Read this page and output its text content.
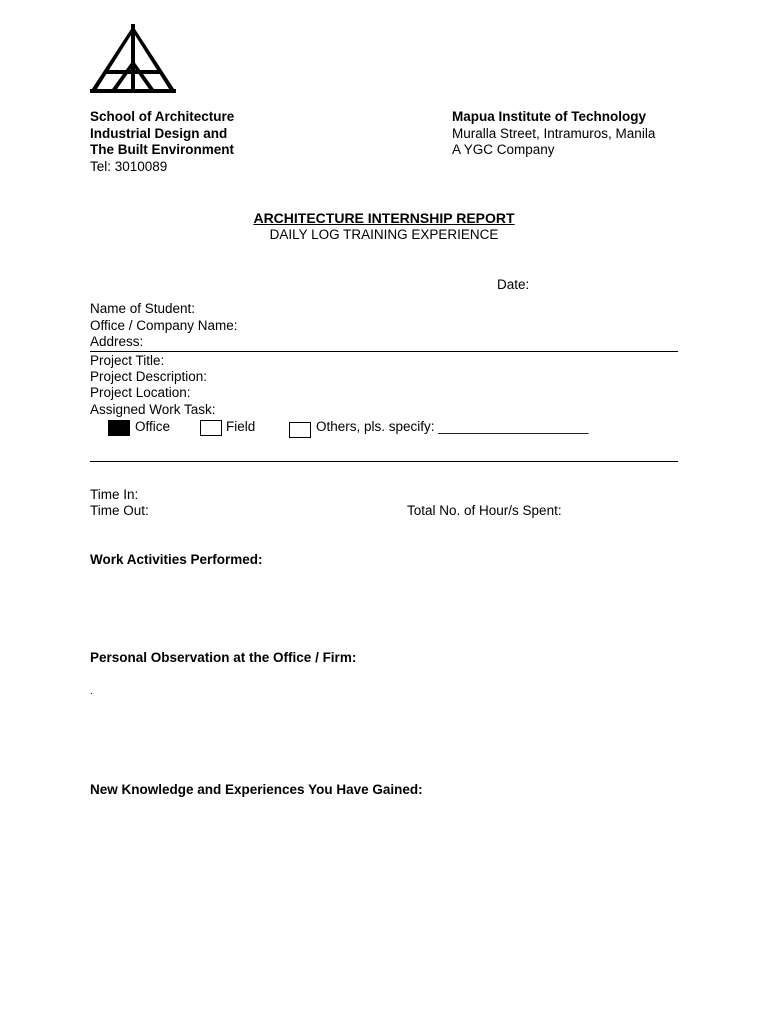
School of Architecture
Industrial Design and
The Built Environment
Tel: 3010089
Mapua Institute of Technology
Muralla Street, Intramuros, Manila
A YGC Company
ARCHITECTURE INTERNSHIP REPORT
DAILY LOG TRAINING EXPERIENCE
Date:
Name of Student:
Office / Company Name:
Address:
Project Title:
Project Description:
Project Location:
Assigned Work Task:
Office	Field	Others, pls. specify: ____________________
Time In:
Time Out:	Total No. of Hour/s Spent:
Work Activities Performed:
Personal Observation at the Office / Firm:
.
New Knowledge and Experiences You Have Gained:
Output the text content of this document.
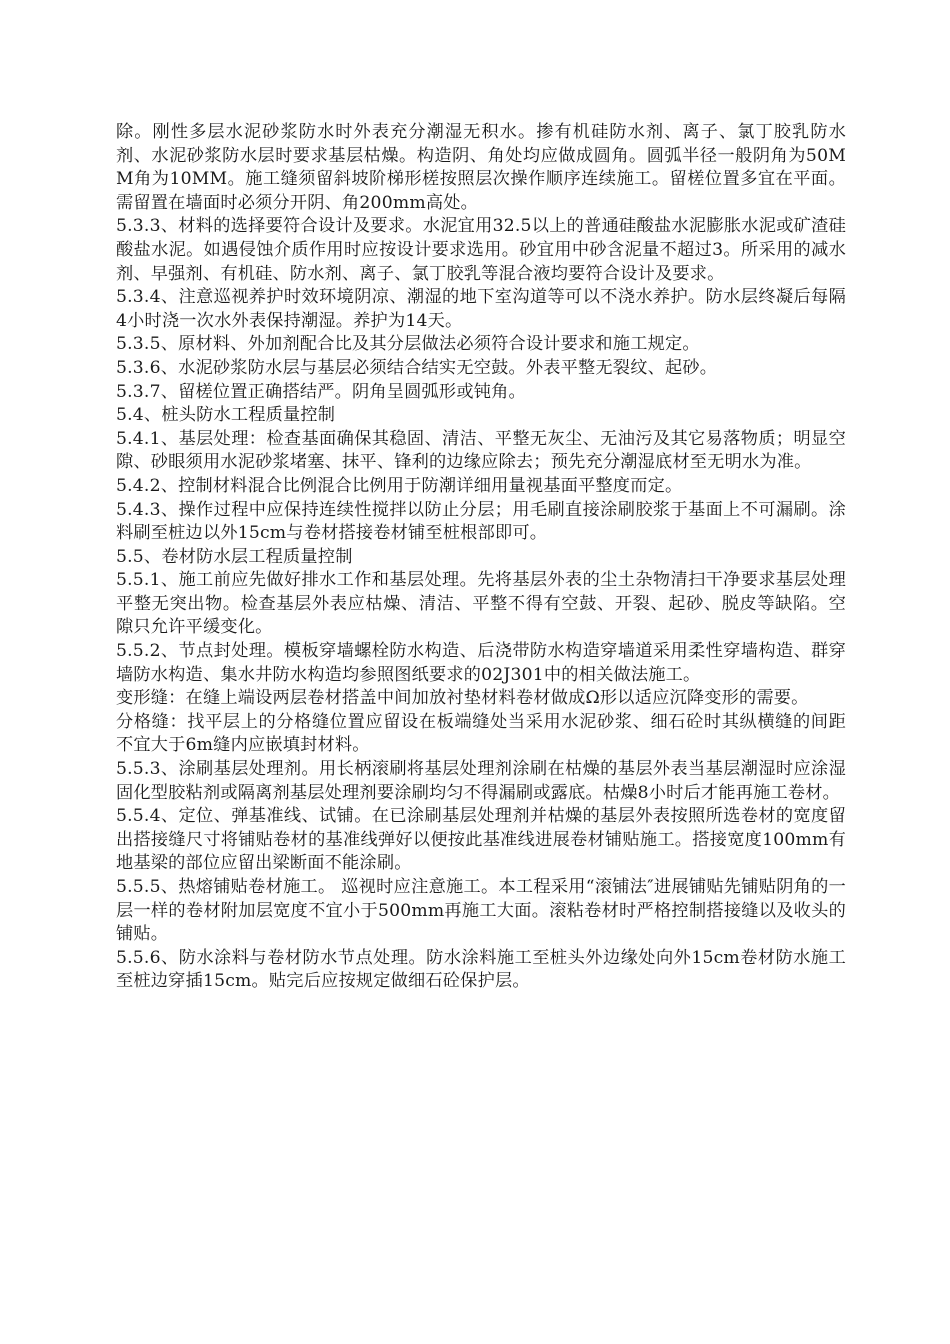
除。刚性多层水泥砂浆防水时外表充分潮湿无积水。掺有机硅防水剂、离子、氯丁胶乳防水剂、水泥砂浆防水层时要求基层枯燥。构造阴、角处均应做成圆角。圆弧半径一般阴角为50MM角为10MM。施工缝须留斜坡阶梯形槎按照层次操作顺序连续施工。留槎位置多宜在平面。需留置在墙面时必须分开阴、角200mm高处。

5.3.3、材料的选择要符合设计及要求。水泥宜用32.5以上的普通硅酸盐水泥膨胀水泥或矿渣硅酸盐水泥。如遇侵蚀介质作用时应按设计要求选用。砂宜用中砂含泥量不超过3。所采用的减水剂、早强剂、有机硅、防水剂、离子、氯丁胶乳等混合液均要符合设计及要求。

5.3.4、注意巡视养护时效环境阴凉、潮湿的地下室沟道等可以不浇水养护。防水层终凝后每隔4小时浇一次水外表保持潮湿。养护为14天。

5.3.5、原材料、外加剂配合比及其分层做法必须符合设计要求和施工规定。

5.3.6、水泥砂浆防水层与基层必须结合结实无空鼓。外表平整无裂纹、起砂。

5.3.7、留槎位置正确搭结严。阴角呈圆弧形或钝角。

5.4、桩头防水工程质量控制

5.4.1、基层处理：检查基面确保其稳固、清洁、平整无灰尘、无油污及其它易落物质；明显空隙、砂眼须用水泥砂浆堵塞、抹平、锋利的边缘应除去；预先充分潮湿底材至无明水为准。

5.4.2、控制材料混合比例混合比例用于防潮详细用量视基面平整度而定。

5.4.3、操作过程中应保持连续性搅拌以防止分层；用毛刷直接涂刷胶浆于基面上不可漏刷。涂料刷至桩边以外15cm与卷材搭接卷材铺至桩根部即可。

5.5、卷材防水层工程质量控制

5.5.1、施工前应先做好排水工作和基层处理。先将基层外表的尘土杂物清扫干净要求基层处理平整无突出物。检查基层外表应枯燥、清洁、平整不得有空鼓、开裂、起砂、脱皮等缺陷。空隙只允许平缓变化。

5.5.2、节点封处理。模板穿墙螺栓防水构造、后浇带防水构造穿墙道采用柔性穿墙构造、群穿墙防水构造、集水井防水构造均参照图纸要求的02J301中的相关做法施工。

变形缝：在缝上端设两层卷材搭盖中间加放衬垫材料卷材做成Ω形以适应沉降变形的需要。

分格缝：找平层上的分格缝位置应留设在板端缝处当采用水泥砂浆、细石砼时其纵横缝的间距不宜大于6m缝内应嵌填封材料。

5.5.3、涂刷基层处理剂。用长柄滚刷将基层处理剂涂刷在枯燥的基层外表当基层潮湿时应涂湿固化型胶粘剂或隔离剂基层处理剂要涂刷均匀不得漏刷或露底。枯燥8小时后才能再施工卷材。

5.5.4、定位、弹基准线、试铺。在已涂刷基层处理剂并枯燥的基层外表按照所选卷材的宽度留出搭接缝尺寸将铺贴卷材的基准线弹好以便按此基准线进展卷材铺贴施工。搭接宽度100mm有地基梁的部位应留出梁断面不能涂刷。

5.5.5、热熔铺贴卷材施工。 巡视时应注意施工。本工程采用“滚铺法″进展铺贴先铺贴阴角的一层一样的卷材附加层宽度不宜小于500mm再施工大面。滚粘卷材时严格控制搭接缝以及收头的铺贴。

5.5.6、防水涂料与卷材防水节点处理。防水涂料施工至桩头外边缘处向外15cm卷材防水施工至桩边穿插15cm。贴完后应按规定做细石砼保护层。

--

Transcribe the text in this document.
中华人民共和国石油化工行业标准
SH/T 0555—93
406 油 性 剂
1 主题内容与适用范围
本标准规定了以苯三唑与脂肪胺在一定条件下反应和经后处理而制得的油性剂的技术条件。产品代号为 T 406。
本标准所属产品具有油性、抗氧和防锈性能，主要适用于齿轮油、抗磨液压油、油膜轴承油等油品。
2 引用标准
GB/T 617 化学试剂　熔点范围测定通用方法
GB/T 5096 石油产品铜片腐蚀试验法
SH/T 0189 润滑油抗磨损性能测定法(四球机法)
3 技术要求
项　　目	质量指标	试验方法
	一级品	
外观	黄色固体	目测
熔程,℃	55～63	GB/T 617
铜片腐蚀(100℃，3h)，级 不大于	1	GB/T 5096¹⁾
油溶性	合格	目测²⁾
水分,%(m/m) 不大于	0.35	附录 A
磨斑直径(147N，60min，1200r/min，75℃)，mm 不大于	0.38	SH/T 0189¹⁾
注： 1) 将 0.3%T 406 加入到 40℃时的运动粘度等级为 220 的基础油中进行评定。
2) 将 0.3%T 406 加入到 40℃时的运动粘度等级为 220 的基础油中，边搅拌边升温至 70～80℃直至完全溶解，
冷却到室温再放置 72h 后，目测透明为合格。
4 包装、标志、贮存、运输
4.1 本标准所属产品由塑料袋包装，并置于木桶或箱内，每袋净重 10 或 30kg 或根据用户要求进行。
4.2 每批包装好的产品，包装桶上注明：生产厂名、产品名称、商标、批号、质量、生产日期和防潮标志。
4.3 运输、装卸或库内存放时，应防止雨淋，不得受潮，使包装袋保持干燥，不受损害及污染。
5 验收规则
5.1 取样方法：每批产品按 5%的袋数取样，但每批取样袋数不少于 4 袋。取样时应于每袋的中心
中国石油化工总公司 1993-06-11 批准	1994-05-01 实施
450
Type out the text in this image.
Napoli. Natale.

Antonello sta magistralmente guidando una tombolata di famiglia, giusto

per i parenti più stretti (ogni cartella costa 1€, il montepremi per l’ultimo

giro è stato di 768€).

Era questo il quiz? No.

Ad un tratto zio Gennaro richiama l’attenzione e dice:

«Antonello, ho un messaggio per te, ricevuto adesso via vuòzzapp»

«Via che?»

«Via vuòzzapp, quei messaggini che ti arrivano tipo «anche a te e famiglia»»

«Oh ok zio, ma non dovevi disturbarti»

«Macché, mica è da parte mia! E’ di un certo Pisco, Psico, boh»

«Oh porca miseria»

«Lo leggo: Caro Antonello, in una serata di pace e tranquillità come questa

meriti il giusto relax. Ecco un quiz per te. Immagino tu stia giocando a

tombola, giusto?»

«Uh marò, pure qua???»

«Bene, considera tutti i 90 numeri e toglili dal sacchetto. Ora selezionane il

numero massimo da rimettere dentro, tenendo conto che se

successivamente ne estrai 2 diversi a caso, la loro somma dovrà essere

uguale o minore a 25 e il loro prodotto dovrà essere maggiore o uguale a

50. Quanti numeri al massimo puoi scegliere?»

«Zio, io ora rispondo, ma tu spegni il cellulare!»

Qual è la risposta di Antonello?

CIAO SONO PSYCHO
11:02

## WHAT TO PRODUCE
Tally up how many lines in the preceding listing contain the word "numeri". Give nothing but the number.

## ANSWER TO THIS EXERCISE
2